**INPUT**
+ + + + +
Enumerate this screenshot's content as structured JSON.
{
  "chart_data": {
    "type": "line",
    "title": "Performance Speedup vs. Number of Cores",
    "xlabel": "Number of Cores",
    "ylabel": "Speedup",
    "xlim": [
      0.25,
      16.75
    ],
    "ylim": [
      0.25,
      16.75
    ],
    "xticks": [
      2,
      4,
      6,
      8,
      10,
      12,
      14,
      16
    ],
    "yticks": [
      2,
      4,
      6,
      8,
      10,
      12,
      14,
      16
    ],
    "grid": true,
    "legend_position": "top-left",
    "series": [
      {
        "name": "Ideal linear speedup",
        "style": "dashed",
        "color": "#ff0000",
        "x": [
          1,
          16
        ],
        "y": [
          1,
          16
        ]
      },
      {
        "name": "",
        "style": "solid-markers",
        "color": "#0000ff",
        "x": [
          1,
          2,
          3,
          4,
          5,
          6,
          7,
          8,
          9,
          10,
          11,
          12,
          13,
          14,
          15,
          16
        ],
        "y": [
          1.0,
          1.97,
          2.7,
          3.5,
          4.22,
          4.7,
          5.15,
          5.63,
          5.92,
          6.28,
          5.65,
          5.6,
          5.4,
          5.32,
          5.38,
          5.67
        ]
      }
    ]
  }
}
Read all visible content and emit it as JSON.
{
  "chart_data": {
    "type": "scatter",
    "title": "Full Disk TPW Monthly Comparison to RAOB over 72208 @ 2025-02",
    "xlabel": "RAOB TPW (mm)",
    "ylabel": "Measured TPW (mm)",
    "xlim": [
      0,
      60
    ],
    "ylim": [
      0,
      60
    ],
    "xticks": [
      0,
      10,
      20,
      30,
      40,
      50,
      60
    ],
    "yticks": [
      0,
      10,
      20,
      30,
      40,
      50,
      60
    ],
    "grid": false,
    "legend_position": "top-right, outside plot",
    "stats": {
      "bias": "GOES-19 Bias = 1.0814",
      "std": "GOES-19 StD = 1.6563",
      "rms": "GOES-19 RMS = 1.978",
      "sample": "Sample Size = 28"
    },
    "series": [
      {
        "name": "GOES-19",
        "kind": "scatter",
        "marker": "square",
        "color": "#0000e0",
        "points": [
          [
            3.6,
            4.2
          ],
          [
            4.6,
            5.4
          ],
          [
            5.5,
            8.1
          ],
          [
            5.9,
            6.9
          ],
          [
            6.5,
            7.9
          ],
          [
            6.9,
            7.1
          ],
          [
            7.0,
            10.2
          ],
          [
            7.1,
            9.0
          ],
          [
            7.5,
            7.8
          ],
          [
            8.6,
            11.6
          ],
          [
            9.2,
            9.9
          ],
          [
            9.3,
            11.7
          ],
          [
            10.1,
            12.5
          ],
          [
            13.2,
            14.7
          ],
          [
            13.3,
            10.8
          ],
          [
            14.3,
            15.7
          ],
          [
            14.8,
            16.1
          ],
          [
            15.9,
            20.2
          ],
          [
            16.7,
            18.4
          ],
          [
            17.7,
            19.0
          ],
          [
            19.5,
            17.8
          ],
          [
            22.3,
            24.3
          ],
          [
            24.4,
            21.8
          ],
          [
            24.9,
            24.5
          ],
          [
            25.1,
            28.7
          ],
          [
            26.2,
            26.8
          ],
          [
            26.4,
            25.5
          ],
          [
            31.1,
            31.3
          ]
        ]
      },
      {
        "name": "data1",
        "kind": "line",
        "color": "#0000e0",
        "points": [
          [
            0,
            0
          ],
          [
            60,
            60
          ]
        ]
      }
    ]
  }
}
+ + + + +
**YOUR INSTRUCTIONS**
Return every record above exactly as it appears.

**COMPLETE RESPONSE**
Enumerate this screenshot's content as structured JSON.
{
  "chart_data": {
    "type": "line",
    "title": "Performance Speedup vs. Number of Cores",
    "xlabel": "Number of Cores",
    "ylabel": "Speedup",
    "xlim": [
      0.25,
      16.75
    ],
    "ylim": [
      0.25,
      16.75
    ],
    "xticks": [
      2,
      4,
      6,
      8,
      10,
      12,
      14,
      16
    ],
    "yticks": [
      2,
      4,
      6,
      8,
      10,
      12,
      14,
      16
    ],
    "grid": true,
    "legend_position": "top-left",
    "series": [
      {
        "name": "Ideal linear speedup",
        "style": "dashed",
        "color": "#ff0000",
        "x": [
          1,
          16
        ],
        "y": [
          1,
          16
        ]
      },
      {
        "name": "",
        "style": "solid-markers",
        "color": "#0000ff",
        "x": [
          1,
          2,
          3,
          4,
          5,
          6,
          7,
          8,
          9,
          10,
          11,
          12,
          13,
          14,
          15,
          16
        ],
        "y": [
          1.0,
          1.97,
          2.7,
          3.5,
          4.22,
          4.7,
          5.15,
          5.63,
          5.92,
          6.28,
          5.65,
          5.6,
          5.4,
          5.32,
          5.38,
          5.67
        ]
      }
    ]
  }
}
Read all visible content and emit it as JSON.
{
  "chart_data": {
    "type": "scatter",
    "title": "Full Disk TPW Monthly Comparison to RAOB over 72208 @ 2025-02",
    "xlabel": "RAOB TPW (mm)",
    "ylabel": "Measured TPW (mm)",
    "xlim": [
      0,
      60
    ],
    "ylim": [
      0,
      60
    ],
    "xticks": [
      0,
      10,
      20,
      30,
      40,
      50,
      60
    ],
    "yticks": [
      0,
      10,
      20,
      30,
      40,
      50,
      60
    ],
    "grid": false,
    "legend_position": "top-right, outside plot",
    "stats": {
      "bias": "GOES-19 Bias = 1.0814",
      "std": "GOES-19 StD = 1.6563",
      "rms": "GOES-19 RMS = 1.978",
      "sample": "Sample Size = 28"
    },
    "series": [
      {
        "name": "GOES-19",
        "kind": "scatter",
        "marker": "square",
        "color": "#0000e0",
        "points": [
          [
            3.6,
            4.2
          ],
          [
            4.6,
            5.4
          ],
          [
            5.5,
            8.1
          ],
          [
            5.9,
            6.9
          ],
          [
            6.5,
            7.9
          ],
          [
            6.9,
            7.1
          ],
          [
            7.0,
            10.2
          ],
          [
            7.1,
            9.0
          ],
          [
            7.5,
            7.8
          ],
          [
            8.6,
            11.6
          ],
          [
            9.2,
            9.9
          ],
          [
            9.3,
            11.7
          ],
          [
            10.1,
            12.5
          ],
          [
            13.2,
            14.7
          ],
          [
            13.3,
            10.8
          ],
          [
            14.3,
            15.7
          ],
          [
            14.8,
            16.1
          ],
          [
            15.9,
            20.2
          ],
          [
            16.7,
            18.4
          ],
          [
            17.7,
            19.0
          ],
          [
            19.5,
            17.8
          ],
          [
            22.3,
            24.3
          ],
          [
            24.4,
            21.8
          ],
          [
            24.9,
            24.5
          ],
          [
            25.1,
            28.7
          ],
          [
            26.2,
            26.8
          ],
          [
            26.4,
            25.5
          ],
          [
            31.1,
            31.3
          ]
        ]
      },
      {
        "name": "data1",
        "kind": "line",
        "color": "#0000e0",
        "points": [
          [
            0,
            0
          ],
          [
            60,
            60
          ]
        ]
      }
    ]
  }
}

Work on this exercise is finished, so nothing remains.